Problem description: Write the data out again, character for character, with no images.
==========
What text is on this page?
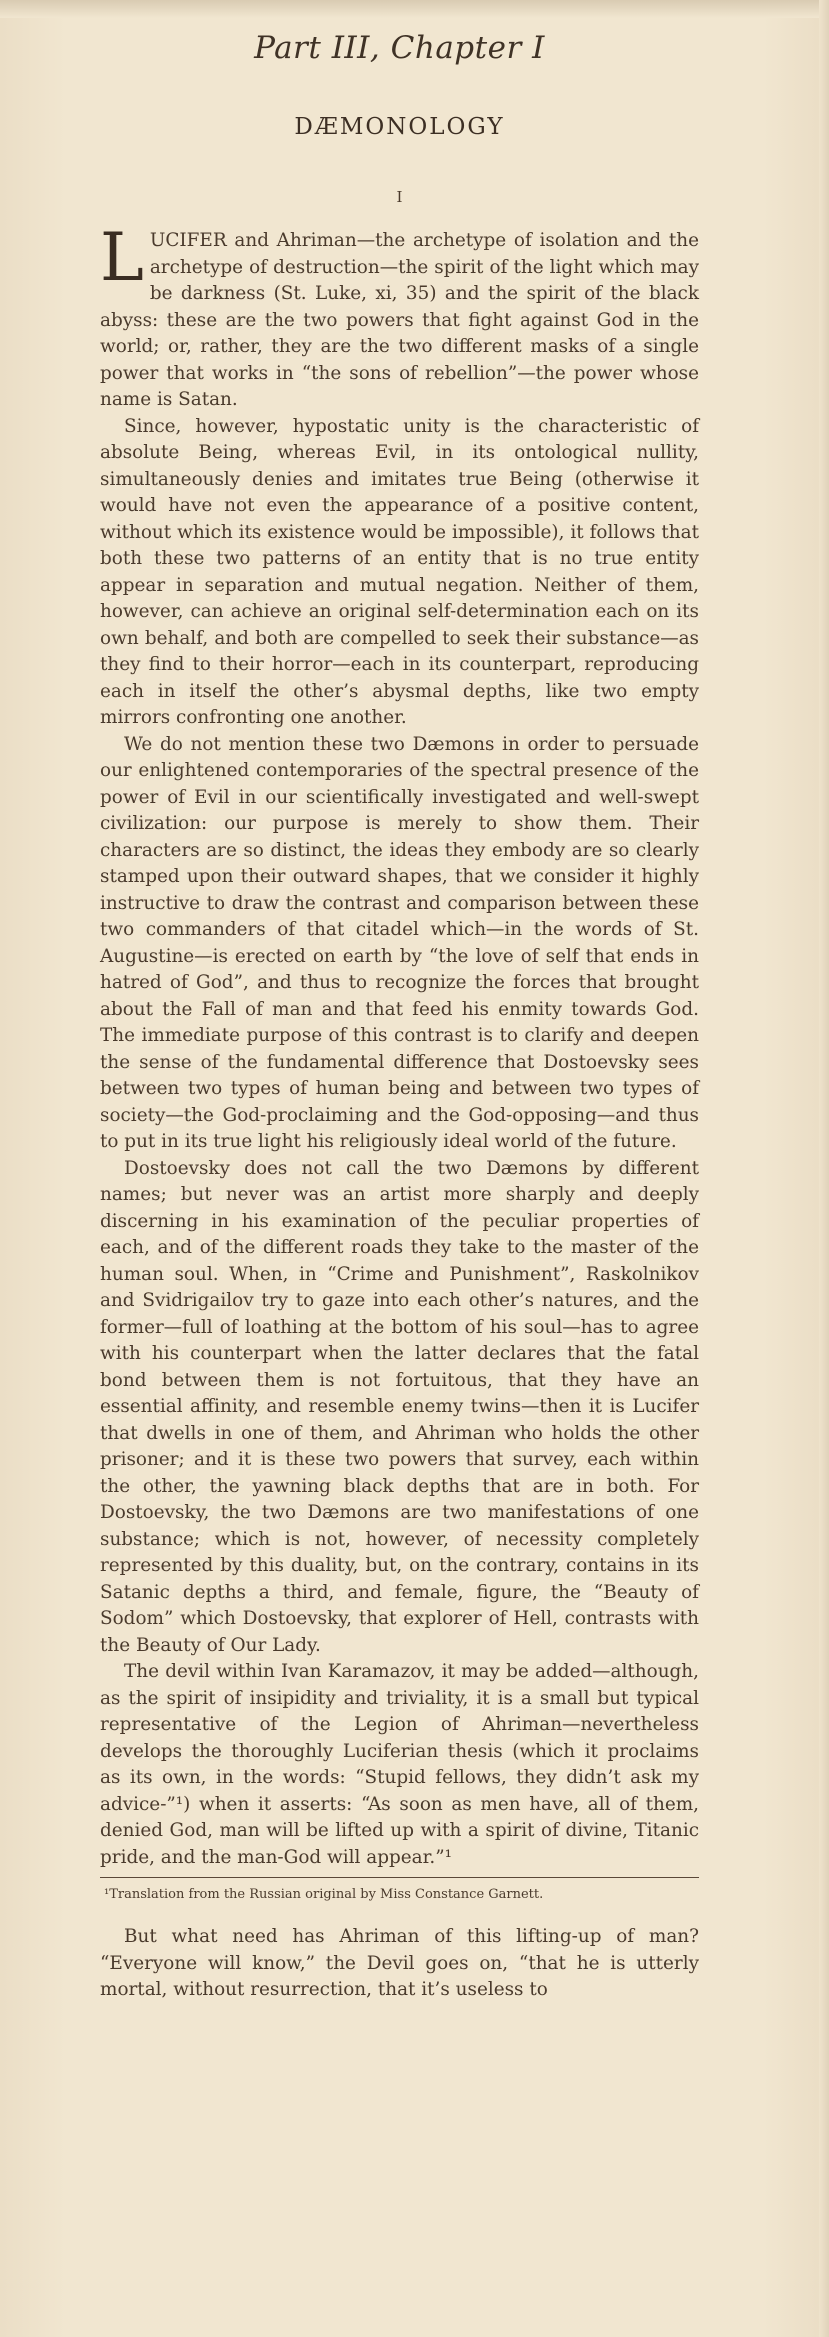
Part III, Chapter I
DÆMONOLOGY
I

LUCIFER and Ahriman—the archetype of isolation and the archetype of destruction—the spirit of the light which may be darkness (St. Luke, xi, 35) and the spirit of the black abyss: these are the two powers that fight against God in the world; or, rather, they are the two different masks of a single power that works in “the sons of rebellion”—the power whose name is Satan.

Since, however, hypostatic unity is the characteristic of absolute Being, whereas Evil, in its ontological nullity, simultaneously denies and imitates true Being (otherwise it would have not even the appearance of a positive content, without which its existence would be impossible), it follows that both these two patterns of an entity that is no true entity appear in separation and mutual negation. Neither of them, however, can achieve an original self-determination each on its own behalf, and both are compelled to seek their substance—as they find to their horror—each in its counterpart, reproducing each in itself the other’s abysmal depths, like two empty mirrors confronting one another.

We do not mention these two Dæmons in order to persuade our enlightened contemporaries of the spectral presence of the power of Evil in our scientifically investigated and well-swept civilization: our purpose is merely to show them. Their characters are so distinct, the ideas they embody are so clearly stamped upon their outward shapes, that we consider it highly instructive to draw the contrast and comparison between these two commanders of that citadel which—in the words of St. Augustine—is erected on earth by “the love of self that ends in hatred of God”, and thus to recognize the forces that brought about the Fall of man and that feed his enmity towards God. The immediate purpose of this contrast is to clarify and deepen the sense of the fundamental difference that Dostoevsky sees between two types of human being and between two types of society—the God-proclaiming and the God-opposing—and thus to put in its true light his religiously ideal world of the future.

Dostoevsky does not call the two Dæmons by different names; but never was an artist more sharply and deeply discerning in his examination of the peculiar properties of each, and of the different roads they take to the master of the human soul. When, in “Crime and Punishment”, Raskolnikov and Svidrigailov try to gaze into each other’s natures, and the former—full of loathing at the bottom of his soul—has to agree with his counterpart when the latter declares that the fatal bond between them is not fortuitous, that they have an essential affinity, and resemble enemy twins—then it is Lucifer that dwells in one of them, and Ahriman who holds the other prisoner; and it is these two powers that survey, each within the other, the yawning black depths that are in both. For Dostoevsky, the two Dæmons are two manifestations of one substance; which is not, however, of necessity completely represented by this duality, but, on the contrary, contains in its Satanic depths a third, and female, figure, the “Beauty of Sodom” which Dostoevsky, that explorer of Hell, contrasts with the Beauty of Our Lady.

The devil within Ivan Karamazov, it may be added—although, as the spirit of insipidity and triviality, it is a small but typical representative of the Legion of Ahriman—nevertheless develops the thoroughly Luciferian thesis (which it proclaims as its own, in the words: “Stupid fellows, they didn’t ask my advice-”¹) when it asserts: “As soon as men have, all of them, denied God, man will be lifted up with a spirit of divine, Titanic pride, and the man-God will appear.”¹

¹Translation from the Russian original by Miss Constance Garnett.

But what need has Ahriman of this lifting-up of man? “Everyone will know,” the Devil goes on, “that he is utterly mortal, without resurrection, that it’s useless to
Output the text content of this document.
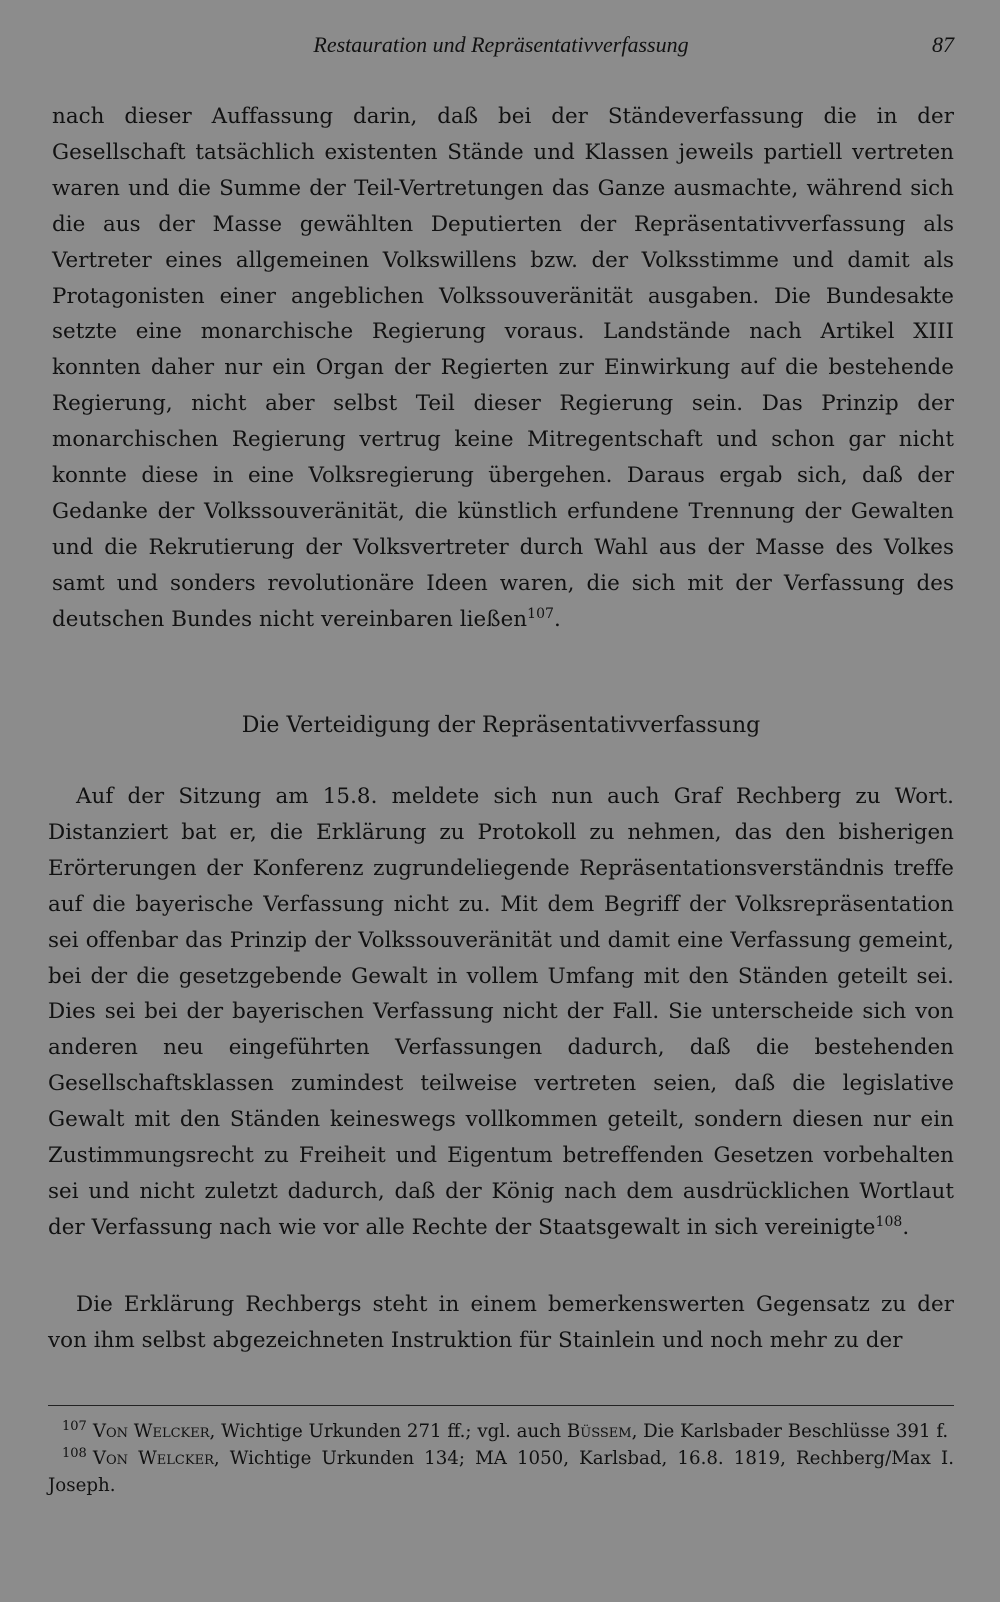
Restauration und Repräsentativverfassung	87

nach dieser Auffassung darin, daß bei der Ständeverfassung die in der Gesellschaft tatsächlich existenten Stände und Klassen jeweils partiell vertreten waren und die Summe der Teil-Vertretungen das Ganze ausmachte, während sich die aus der Masse gewählten Deputierten der Repräsentativverfassung als Vertreter eines allgemeinen Volkswillens bzw. der Volksstimme und damit als Protagonisten einer angeblichen Volkssouveränität ausgaben. Die Bundesakte setzte eine monarchische Regierung voraus. Landstände nach Artikel XIII konnten daher nur ein Organ der Regierten zur Einwirkung auf die bestehende Regierung, nicht aber selbst Teil dieser Regierung sein. Das Prinzip der monarchischen Regierung vertrug keine Mitregentschaft und schon gar nicht konnte diese in eine Volksregierung übergehen. Daraus ergab sich, daß der Gedanke der Volkssouveränität, die künstlich erfundene Trennung der Gewalten und die Rekrutierung der Volksvertreter durch Wahl aus der Masse des Volkes samt und sonders revolutionäre Ideen waren, die sich mit der Verfassung des deutschen Bundes nicht vereinbaren ließen$^{107}$.

Die Verteidigung der Repräsentativverfassung

Auf der Sitzung am 15.8. meldete sich nun auch Graf Rechberg zu Wort. Distanziert bat er, die Erklärung zu Protokoll zu nehmen, das den bisherigen Erörterungen der Konferenz zugrundeliegende Repräsentationsverständnis treffe auf die bayerische Verfassung nicht zu. Mit dem Begriff der Volksrepräsentation sei offenbar das Prinzip der Volkssouveränität und damit eine Verfassung gemeint, bei der die gesetzgebende Gewalt in vollem Umfang mit den Ständen geteilt sei. Dies sei bei der bayerischen Verfassung nicht der Fall. Sie unterscheide sich von anderen neu eingeführten Verfassungen dadurch, daß die bestehenden Gesellschaftsklassen zumindest teilweise vertreten seien, daß die legislative Gewalt mit den Ständen keineswegs vollkommen geteilt, sondern diesen nur ein Zustimmungsrecht zu Freiheit und Eigentum betreffenden Gesetzen vorbehalten sei und nicht zuletzt dadurch, daß der König nach dem ausdrücklichen Wortlaut der Verfassung nach wie vor alle Rechte der Staatsgewalt in sich vereinigte$^{108}$.

Die Erklärung Rechbergs steht in einem bemerkenswerten Gegensatz zu der von ihm selbst abgezeichneten Instruktion für Stainlein und noch mehr zu der

$^{107}$ Von Welcker, Wichtige Urkunden 271 ff.; vgl. auch Büssem, Die Karlsbader Beschlüsse 391 f.

$^{108}$ Von Welcker, Wichtige Urkunden 134; MA 1050, Karlsbad, 16.8. 1819, Rechberg/Max I. Joseph.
==========
Task solution:
What text is on this page?
Part III, Chapter I
DÆMONOLOGY
I

LUCIFER and Ahriman—the archetype of isolation and the archetype of destruction—the spirit of the light which may be darkness (St. Luke, xi, 35) and the spirit of the black abyss: these are the two powers that fight against God in the world; or, rather, they are the two different masks of a single power that works in “the sons of rebellion”—the power whose name is Satan.

Since, however, hypostatic unity is the characteristic of absolute Being, whereas Evil, in its ontological nullity, simultaneously denies and imitates true Being (otherwise it would have not even the appearance of a positive content, without which its existence would be impossible), it follows that both these two patterns of an entity that is no true entity appear in separation and mutual negation. Neither of them, however, can achieve an original self-determination each on its own behalf, and both are compelled to seek their substance—as they find to their horror—each in its counterpart, reproducing each in itself the other’s abysmal depths, like two empty mirrors confronting one another.

We do not mention these two Dæmons in order to persuade our enlightened contemporaries of the spectral presence of the power of Evil in our scientifically investigated and well-swept civilization: our purpose is merely to show them. Their characters are so distinct, the ideas they embody are so clearly stamped upon their outward shapes, that we consider it highly instructive to draw the contrast and comparison between these two commanders of that citadel which—in the words of St. Augustine—is erected on earth by “the love of self that ends in hatred of God”, and thus to recognize the forces that brought about the Fall of man and that feed his enmity towards God. The immediate purpose of this contrast is to clarify and deepen the sense of the fundamental difference that Dostoevsky sees between two types of human being and between two types of society—the God-proclaiming and the God-opposing—and thus to put in its true light his religiously ideal world of the future.

Dostoevsky does not call the two Dæmons by different names; but never was an artist more sharply and deeply discerning in his examination of the peculiar properties of each, and of the different roads they take to the master of the human soul. When, in “Crime and Punishment”, Raskolnikov and Svidrigailov try to gaze into each other’s natures, and the former—full of loathing at the bottom of his soul—has to agree with his counterpart when the latter declares that the fatal bond between them is not fortuitous, that they have an essential affinity, and resemble enemy twins—then it is Lucifer that dwells in one of them, and Ahriman who holds the other prisoner; and it is these two powers that survey, each within the other, the yawning black depths that are in both. For Dostoevsky, the two Dæmons are two manifestations of one substance; which is not, however, of necessity completely represented by this duality, but, on the contrary, contains in its Satanic depths a third, and female, figure, the “Beauty of Sodom” which Dostoevsky, that explorer of Hell, contrasts with the Beauty of Our Lady.

The devil within Ivan Karamazov, it may be added—although, as the spirit of insipidity and triviality, it is a small but typical representative of the Legion of Ahriman—nevertheless develops the thoroughly Luciferian thesis (which it proclaims as its own, in the words: “Stupid fellows, they didn’t ask my advice-”¹) when it asserts: “As soon as men have, all of them, denied God, man will be lifted up with a spirit of divine, Titanic pride, and the man-God will appear.”¹

¹Translation from the Russian original by Miss Constance Garnett.

But what need has Ahriman of this lifting-up of man? “Everyone will know,” the Devil goes on, “that he is utterly mortal, without resurrection, that it’s useless to
Output the text content of this document.
Restauration und Repräsentativverfassung	87

nach dieser Auffassung darin, daß bei der Ständeverfassung die in der Gesellschaft tatsächlich existenten Stände und Klassen jeweils partiell vertreten waren und die Summe der Teil-Vertretungen das Ganze ausmachte, während sich die aus der Masse gewählten Deputierten der Repräsentativverfassung als Vertreter eines allgemeinen Volkswillens bzw. der Volksstimme und damit als Protagonisten einer angeblichen Volkssouveränität ausgaben. Die Bundesakte setzte eine monarchische Regierung voraus. Landstände nach Artikel XIII konnten daher nur ein Organ der Regierten zur Einwirkung auf die bestehende Regierung, nicht aber selbst Teil dieser Regierung sein. Das Prinzip der monarchischen Regierung vertrug keine Mitregentschaft und schon gar nicht konnte diese in eine Volksregierung übergehen. Daraus ergab sich, daß der Gedanke der Volkssouveränität, die künstlich erfundene Trennung der Gewalten und die Rekrutierung der Volksvertreter durch Wahl aus der Masse des Volkes samt und sonders revolutionäre Ideen waren, die sich mit der Verfassung des deutschen Bundes nicht vereinbaren ließen$^{107}$.

Die Verteidigung der Repräsentativverfassung

Auf der Sitzung am 15.8. meldete sich nun auch Graf Rechberg zu Wort. Distanziert bat er, die Erklärung zu Protokoll zu nehmen, das den bisherigen Erörterungen der Konferenz zugrundeliegende Repräsentationsverständnis treffe auf die bayerische Verfassung nicht zu. Mit dem Begriff der Volksrepräsentation sei offenbar das Prinzip der Volkssouveränität und damit eine Verfassung gemeint, bei der die gesetzgebende Gewalt in vollem Umfang mit den Ständen geteilt sei. Dies sei bei der bayerischen Verfassung nicht der Fall. Sie unterscheide sich von anderen neu eingeführten Verfassungen dadurch, daß die bestehenden Gesellschaftsklassen zumindest teilweise vertreten seien, daß die legislative Gewalt mit den Ständen keineswegs vollkommen geteilt, sondern diesen nur ein Zustimmungsrecht zu Freiheit und Eigentum betreffenden Gesetzen vorbehalten sei und nicht zuletzt dadurch, daß der König nach dem ausdrücklichen Wortlaut der Verfassung nach wie vor alle Rechte der Staatsgewalt in sich vereinigte$^{108}$.

Die Erklärung Rechbergs steht in einem bemerkenswerten Gegensatz zu der von ihm selbst abgezeichneten Instruktion für Stainlein und noch mehr zu der

$^{107}$ Von Welcker, Wichtige Urkunden 271 ff.; vgl. auch Büssem, Die Karlsbader Beschlüsse 391 f.

$^{108}$ Von Welcker, Wichtige Urkunden 134; MA 1050, Karlsbad, 16.8. 1819, Rechberg/Max I. Joseph.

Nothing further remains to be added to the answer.